*** RECORDED INFORMATION ***
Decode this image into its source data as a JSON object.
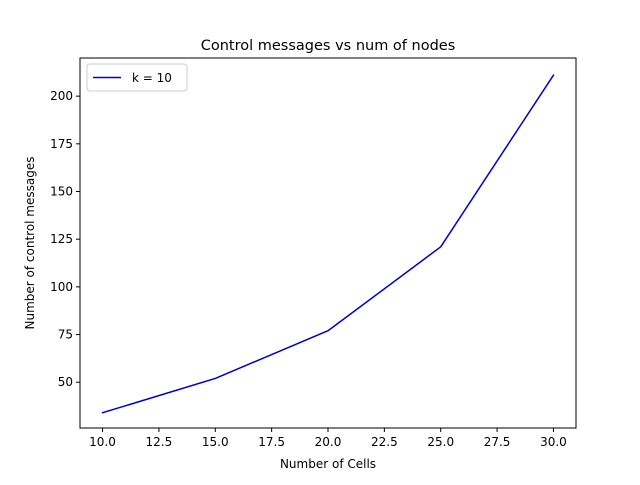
{
  "chart_data": {
    "type": "line",
    "title": "Control messages vs num of nodes",
    "xlabel": "Number of Cells",
    "ylabel": "Number of control messages",
    "xlim": [
      9.0,
      31.0
    ],
    "ylim": [
      26.0,
      220.0
    ],
    "xticks": [
      10.0,
      12.5,
      15.0,
      17.5,
      20.0,
      22.5,
      25.0,
      27.5,
      30.0
    ],
    "xtick_labels": [
      "10.0",
      "12.5",
      "15.0",
      "17.5",
      "20.0",
      "22.5",
      "25.0",
      "27.5",
      "30.0"
    ],
    "yticks": [
      50,
      75,
      100,
      125,
      150,
      175,
      200
    ],
    "ytick_labels": [
      "50",
      "75",
      "100",
      "125",
      "150",
      "175",
      "200"
    ],
    "grid": false,
    "legend_position": "upper-left",
    "series": [
      {
        "name": "k = 10",
        "color": "#0000cc",
        "x": [
          10,
          15,
          20,
          25,
          30
        ],
        "y": [
          34,
          52,
          77,
          121,
          211
        ]
      }
    ]
  }
}
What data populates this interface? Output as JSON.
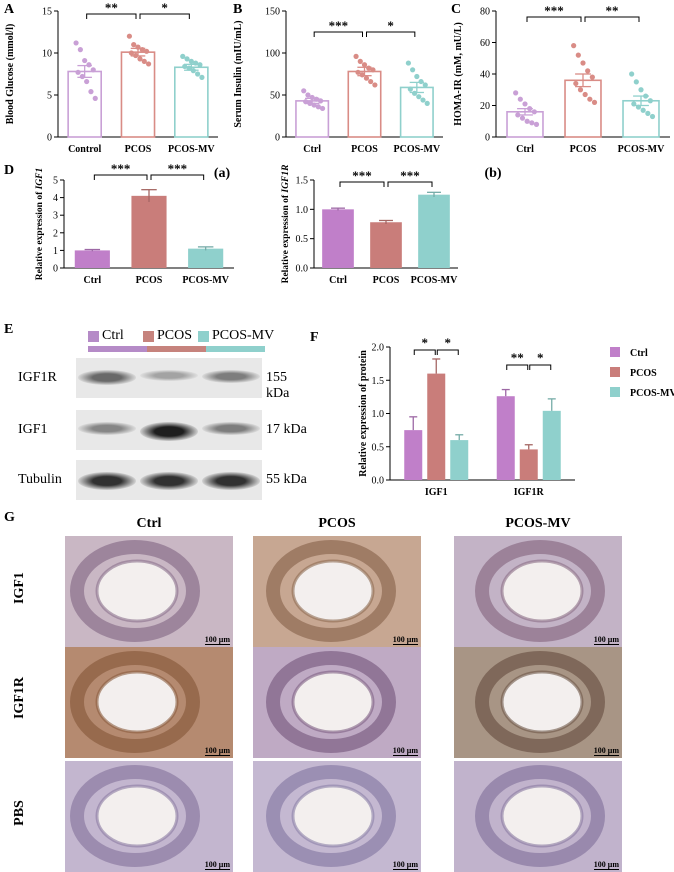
{
  "panels": {
    "A": {
      "label": "A"
    },
    "B": {
      "label": "B"
    },
    "C": {
      "label": "C"
    },
    "D": {
      "label": "D"
    },
    "E": {
      "label": "E"
    },
    "F": {
      "label": "F"
    },
    "G": {
      "label": "G"
    }
  },
  "chart_data": [
    {
      "id": "A",
      "type": "bar",
      "ylabel": "Blood Glucose (mmol/l)",
      "categories": [
        "Control",
        "PCOS",
        "PCOS-MV"
      ],
      "values": [
        7.8,
        10.1,
        8.3
      ],
      "errors": [
        0.7,
        0.45,
        0.35
      ],
      "ylim": [
        0,
        15
      ],
      "yticks": [
        0,
        5,
        10,
        15
      ],
      "points": [
        [
          11.2,
          10.4,
          9.1,
          8.6,
          8.0,
          7.7,
          7.2,
          6.6,
          5.4,
          4.6
        ],
        [
          12.0,
          11.0,
          10.7,
          10.4,
          10.2,
          10.0,
          9.7,
          9.3,
          9.0,
          8.7
        ],
        [
          9.6,
          9.3,
          9.0,
          8.8,
          8.6,
          8.4,
          8.2,
          7.9,
          7.5,
          7.1
        ]
      ],
      "colors": [
        "#c9a0d6",
        "#d98c86",
        "#8fd0cc"
      ],
      "significance": [
        {
          "from": 0,
          "to": 1,
          "label": "**"
        },
        {
          "from": 1,
          "to": 2,
          "label": "*"
        }
      ]
    },
    {
      "id": "B",
      "type": "bar",
      "ylabel": "Serum Insulin (mIU/mL)",
      "categories": [
        "Ctrl",
        "PCOS",
        "PCOS-MV"
      ],
      "values": [
        43,
        78,
        59
      ],
      "errors": [
        3,
        5,
        6
      ],
      "ylim": [
        0,
        150
      ],
      "yticks": [
        0,
        50,
        100,
        150
      ],
      "points": [
        [
          55,
          50,
          47,
          45,
          43,
          42,
          40,
          38,
          36,
          34
        ],
        [
          96,
          90,
          86,
          82,
          80,
          77,
          74,
          70,
          66,
          62
        ],
        [
          88,
          80,
          72,
          66,
          62,
          57,
          52,
          48,
          44,
          40
        ]
      ],
      "colors": [
        "#c9a0d6",
        "#d98c86",
        "#8fd0cc"
      ],
      "significance": [
        {
          "from": 0,
          "to": 1,
          "label": "***"
        },
        {
          "from": 1,
          "to": 2,
          "label": "*"
        }
      ]
    },
    {
      "id": "C",
      "type": "bar",
      "ylabel": "HOMA-IR (mM, mU/L)",
      "categories": [
        "Ctrl",
        "PCOS",
        "PCOS-MV"
      ],
      "values": [
        16,
        36,
        23
      ],
      "errors": [
        2,
        4,
        3
      ],
      "ylim": [
        0,
        80
      ],
      "yticks": [
        0,
        20,
        40,
        60,
        80
      ],
      "points": [
        [
          28,
          24,
          21,
          18,
          16,
          14,
          12,
          10,
          9,
          8
        ],
        [
          58,
          52,
          47,
          42,
          38,
          34,
          30,
          27,
          24,
          22
        ],
        [
          40,
          35,
          30,
          26,
          23,
          21,
          19,
          17,
          15,
          13
        ]
      ],
      "colors": [
        "#c9a0d6",
        "#d98c86",
        "#8fd0cc"
      ],
      "significance": [
        {
          "from": 0,
          "to": 1,
          "label": "***"
        },
        {
          "from": 1,
          "to": 2,
          "label": "**"
        }
      ]
    },
    {
      "id": "Da",
      "type": "bar",
      "tag": "(a)",
      "ylabel": "Relative expression of ",
      "ylabel_italic": "IGF1",
      "categories": [
        "Ctrl",
        "PCOS",
        "PCOS-MV"
      ],
      "values": [
        1.0,
        4.1,
        1.1
      ],
      "errors": [
        0.05,
        0.35,
        0.1
      ],
      "ylim": [
        0,
        5
      ],
      "yticks": [
        0,
        1,
        2,
        3,
        4,
        5
      ],
      "colors": [
        "#c07fc9",
        "#c97d7a",
        "#8fd0cc"
      ],
      "significance": [
        {
          "from": 0,
          "to": 1,
          "label": "***"
        },
        {
          "from": 1,
          "to": 2,
          "label": "***"
        }
      ]
    },
    {
      "id": "Db",
      "type": "bar",
      "tag": "(b)",
      "ylabel": "Relative expression of ",
      "ylabel_italic": "IGF1R",
      "categories": [
        "Ctrl",
        "PCOS",
        "PCOS-MV"
      ],
      "values": [
        1.0,
        0.78,
        1.25
      ],
      "errors": [
        0.02,
        0.03,
        0.04
      ],
      "ylim": [
        0,
        1.5
      ],
      "yticks": [
        "0.0",
        "0.5",
        "1.0",
        "1.5"
      ],
      "colors": [
        "#c07fc9",
        "#c97d7a",
        "#8fd0cc"
      ],
      "significance": [
        {
          "from": 0,
          "to": 1,
          "label": "***"
        },
        {
          "from": 1,
          "to": 2,
          "label": "***"
        }
      ]
    },
    {
      "id": "F",
      "type": "bar",
      "ylabel": "Relative expression of protein",
      "categories": [
        "IGF1",
        "IGF1R"
      ],
      "series": [
        {
          "name": "Ctrl",
          "values": [
            0.75,
            1.26
          ],
          "errors": [
            0.2,
            0.1
          ],
          "color": "#c07fc9"
        },
        {
          "name": "PCOS",
          "values": [
            1.6,
            0.46
          ],
          "errors": [
            0.22,
            0.07
          ],
          "color": "#c97d7a"
        },
        {
          "name": "PCOS-MV",
          "values": [
            0.6,
            1.04
          ],
          "errors": [
            0.08,
            0.18
          ],
          "color": "#8fd0cc"
        }
      ],
      "ylim": [
        0,
        2
      ],
      "yticks": [
        "0.0",
        "0.5",
        "1.0",
        "1.5",
        "2.0"
      ],
      "significance": [
        {
          "group": 0,
          "from": 0,
          "to": 1,
          "label": "*"
        },
        {
          "group": 0,
          "from": 1,
          "to": 2,
          "label": "*"
        },
        {
          "group": 1,
          "from": 0,
          "to": 1,
          "label": "**"
        },
        {
          "group": 1,
          "from": 1,
          "to": 2,
          "label": "*"
        }
      ],
      "legend": "right"
    }
  ],
  "blot": {
    "legend": [
      {
        "name": "Ctrl",
        "color": "#b58bc7"
      },
      {
        "name": "PCOS",
        "color": "#c6837d"
      },
      {
        "name": "PCOS-MV",
        "color": "#8fd0cc"
      }
    ],
    "rows": [
      {
        "name": "IGF1R",
        "kda": "155 kDa",
        "intensity": [
          0.55,
          0.25,
          0.45
        ]
      },
      {
        "name": "IGF1",
        "kda": "17 kDa",
        "intensity": [
          0.4,
          0.95,
          0.45
        ]
      },
      {
        "name": "Tubulin",
        "kda": "55 kDa",
        "intensity": [
          0.85,
          0.85,
          0.85
        ]
      }
    ]
  },
  "histology": {
    "columns": [
      "Ctrl",
      "PCOS",
      "PCOS-MV"
    ],
    "rows": [
      "IGF1",
      "IGF1R",
      "PBS"
    ],
    "scale": "100 μm"
  }
}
***
ABOUT THIS TASK = Filter the entries by the string "name" and copy each matching line.

ANSWER FOR THIS EXERCISE =
        "name": "k = 10",
          "name": "Ctrl",
          "name": "PCOS",
          "name": "PCOS-MV",
        "name": "Ctrl",
        "name": "PCOS",
        "name": "PCOS-MV",
        "name": "IGF1R",
        "name": "IGF1",
        "name": "Tubulin",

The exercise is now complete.